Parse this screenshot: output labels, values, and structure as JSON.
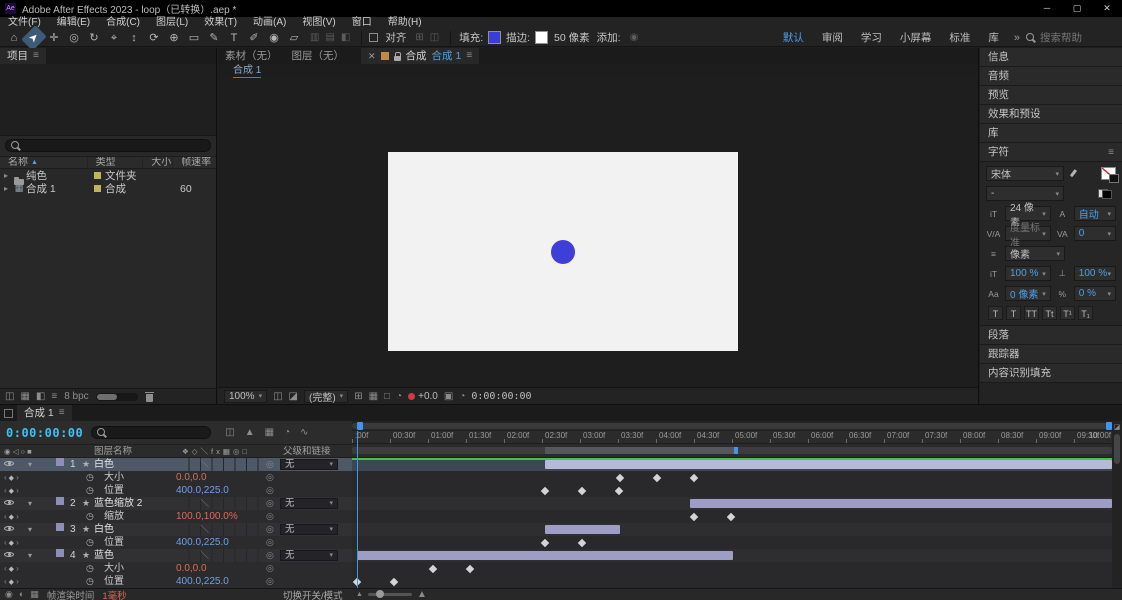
{
  "colors": {
    "accent": "#4096ee",
    "timecode_cyan": "#3fc1f2",
    "fill_swatch": "#3c3cd9",
    "shape_circle": "#3e3ed8",
    "composition_bg": "#f2f2f2",
    "value_red": "#dd6a55",
    "value_blue": "#6e9fe8",
    "cache_green": "#46c246",
    "layer_bar": "#9d9dc6"
  },
  "icons": {
    "hamburger": "≡",
    "minimize": "─",
    "maximize": "▢",
    "close": "✕",
    "dropdown": "▾",
    "disclosure": "▸",
    "expand": "▾",
    "sort_asc": "▲",
    "star": "★",
    "pickwhip": "◎",
    "stopwatch": "◷",
    "keyframe": "◆",
    "prev_key": "‹",
    "next_key": "›",
    "quality": "＼",
    "comp_item": "▦",
    "overflow": "»",
    "add_bullet": "◉",
    "av_header": "◉ ◁ ○ ■",
    "switches_header": "❖◇＼fx▦◎□"
  },
  "window": {
    "logo_text": "Ae",
    "title": "Adobe After Effects 2023 - loop（已转换）.aep *"
  },
  "menu_bar": {
    "items": [
      "文件(F)",
      "编辑(E)",
      "合成(C)",
      "图层(L)",
      "效果(T)",
      "动画(A)",
      "视图(V)",
      "窗口",
      "帮助(H)"
    ]
  },
  "toolbar": {
    "tools": [
      {
        "name": "home-tool",
        "glyph": "⌂"
      },
      {
        "name": "selection-tool",
        "glyph": "➤",
        "active": true
      },
      {
        "name": "hand-tool",
        "glyph": "✛"
      },
      {
        "name": "zoom-tool",
        "glyph": "◎"
      },
      {
        "name": "orbit-camera-tool",
        "glyph": "↻"
      },
      {
        "name": "pan-camera-tool",
        "glyph": "⌖"
      },
      {
        "name": "dolly-camera-tool",
        "glyph": "↕"
      },
      {
        "name": "rotation-tool",
        "glyph": "⟳"
      },
      {
        "name": "pan-behind-tool",
        "glyph": "⊕"
      },
      {
        "name": "shape-tool",
        "glyph": "▭"
      },
      {
        "name": "pen-tool",
        "glyph": "✎"
      },
      {
        "name": "type-tool",
        "glyph": "T"
      },
      {
        "name": "brush-tool",
        "glyph": "✐"
      },
      {
        "name": "clone-stamp-tool",
        "glyph": "◉"
      },
      {
        "name": "eraser-tool",
        "glyph": "▱"
      }
    ],
    "dim_tools": [
      "▥",
      "▤",
      "◧"
    ],
    "snap_label": "对齐",
    "snap_icons": [
      "⊞",
      "◫"
    ],
    "fill_label": "填充:",
    "stroke_label": "描边:",
    "stroke_width": "50 像素",
    "add_label": "添加:",
    "workspaces": [
      {
        "key": "default",
        "label": "默认",
        "active": true
      },
      {
        "key": "review",
        "label": "审阅"
      },
      {
        "key": "learn",
        "label": "学习"
      },
      {
        "key": "small-screen",
        "label": "小屏幕"
      },
      {
        "key": "standard",
        "label": "标准"
      },
      {
        "key": "libraries",
        "label": "库"
      }
    ],
    "search_placeholder": "搜索帮助"
  },
  "project_panel": {
    "tab_label": "项目",
    "columns": [
      "名称",
      "类型",
      "大小",
      "帧速率"
    ],
    "rows": [
      {
        "name": "纯色",
        "type": "文件夹",
        "size": "",
        "frame_rate": "",
        "icon": "folder"
      },
      {
        "name": "合成 1",
        "type": "合成",
        "size": "",
        "frame_rate": "60",
        "icon": "comp"
      }
    ],
    "bit_depth": "8 bpc",
    "bottom_icons": [
      "◫",
      "▦",
      "◧",
      "≡"
    ]
  },
  "viewer": {
    "tabs_inactive": [
      "素材（无）",
      "图层（无）"
    ],
    "tab": {
      "close": "✕",
      "panel_label": "合成",
      "comp_label": "合成 1"
    },
    "breadcrumb": "合成 1",
    "zoom": "100%",
    "resolution": "(完整)",
    "exposure": "+0.0",
    "timecode": "0:00:00:00",
    "icons_a": [
      "◫",
      "◪"
    ],
    "icons_b": [
      "⊞",
      "▦",
      "□",
      "◔"
    ],
    "icons_c": [
      "▣",
      "◔"
    ]
  },
  "right_panel": {
    "panels_above": [
      {
        "key": "info",
        "label": "信息"
      },
      {
        "key": "audio",
        "label": "音频"
      },
      {
        "key": "preview",
        "label": "预览"
      },
      {
        "key": "effects-presets",
        "label": "效果和预设"
      },
      {
        "key": "libraries",
        "label": "库"
      }
    ],
    "character": {
      "title": "字符",
      "font_family": "宋体",
      "font_style": "-",
      "font_size": "24 像素",
      "leading": "自动",
      "kerning": "度量标准",
      "tracking": "0",
      "unit_value": "像素",
      "vertical_scale": "100 %",
      "horizontal_scale": "100 %",
      "baseline_shift": "0 像素",
      "proportional_spacing": "0 %",
      "t_buttons": [
        "T",
        "T",
        "TT",
        "Tt",
        "T¹",
        "T₁"
      ]
    },
    "char_icons": [
      "iT",
      "A",
      "V/A",
      "VA",
      "≡",
      "iT",
      "⊥",
      "Aa",
      "%"
    ],
    "panels_below": [
      {
        "key": "paragraph",
        "label": "段落"
      },
      {
        "key": "tracker",
        "label": "跟踪器"
      },
      {
        "key": "content-aware-fill",
        "label": "内容识别填充"
      }
    ]
  },
  "timeline": {
    "tab_label": "合成 1",
    "timecode": "0:00:00:00",
    "control_icons": [
      "◫",
      "▲",
      "▦",
      "◔",
      "∿"
    ],
    "headers": {
      "layer_name": "图层名称",
      "parent": "父级和链接"
    },
    "ruler_ticks": [
      ":00f",
      "00:30f",
      "01:00f",
      "01:30f",
      "02:00f",
      "02:30f",
      "03:00f",
      "03:30f",
      "04:00f",
      "04:30f",
      "05:00f",
      "05:30f",
      "06:00f",
      "06:30f",
      "07:00f",
      "07:30f",
      "08:00f",
      "08:30f",
      "09:00f",
      "09:30f",
      "10:00f"
    ],
    "cti_percent": 0.66,
    "work_area": {
      "start": 25.4,
      "end": 50.2
    },
    "rows": [
      {
        "kind": "layer",
        "num": "1",
        "name": "白色",
        "parent": "无",
        "selected": true,
        "bar": {
          "start": 25.4,
          "end": 100
        }
      },
      {
        "kind": "prop",
        "name": "大小",
        "value": "0.0,0.0",
        "value_color": "#dd6a55",
        "keys": [
          35.3,
          40.1,
          45.0
        ]
      },
      {
        "kind": "prop",
        "name": "位置",
        "value": "400.0,225.0",
        "value_color": "#6e9fe8",
        "keys": [
          25.4,
          30.3,
          35.1
        ]
      },
      {
        "kind": "layer",
        "num": "2",
        "name": "蓝色缩放 2",
        "parent": "无",
        "bar": {
          "start": 44.5,
          "end": 100
        }
      },
      {
        "kind": "prop",
        "name": "缩放",
        "value": "100.0,100.0%",
        "value_color": "#dd6a55",
        "keys": [
          45.0,
          49.9
        ]
      },
      {
        "kind": "layer",
        "num": "3",
        "name": "白色",
        "parent": "无",
        "bar": {
          "start": 25.4,
          "end": 35.3
        }
      },
      {
        "kind": "prop",
        "name": "位置",
        "value": "400.0,225.0",
        "value_color": "#6e9fe8",
        "keys": [
          25.4,
          30.3
        ]
      },
      {
        "kind": "layer",
        "num": "4",
        "name": "蓝色",
        "parent": "无",
        "bar": {
          "start": 0.66,
          "end": 50.1
        }
      },
      {
        "kind": "prop",
        "name": "大小",
        "value": "0.0,0.0",
        "value_color": "#dd6a55",
        "keys": [
          10.7,
          15.5
        ]
      },
      {
        "kind": "prop",
        "name": "位置",
        "value": "400.0,225.0",
        "value_color": "#6e9fe8",
        "keys": [
          0.66,
          5.5
        ]
      }
    ],
    "status": {
      "render_label": "帧渲染时间",
      "render_value": "1毫秒",
      "toggle_label": "切换开关/模式"
    },
    "status_icons": [
      "◉",
      "◐",
      "▦"
    ]
  }
}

# Job:
Report how many lines in the entries hold the string "start". Nothing but the number is wanted.

# Task solution:
5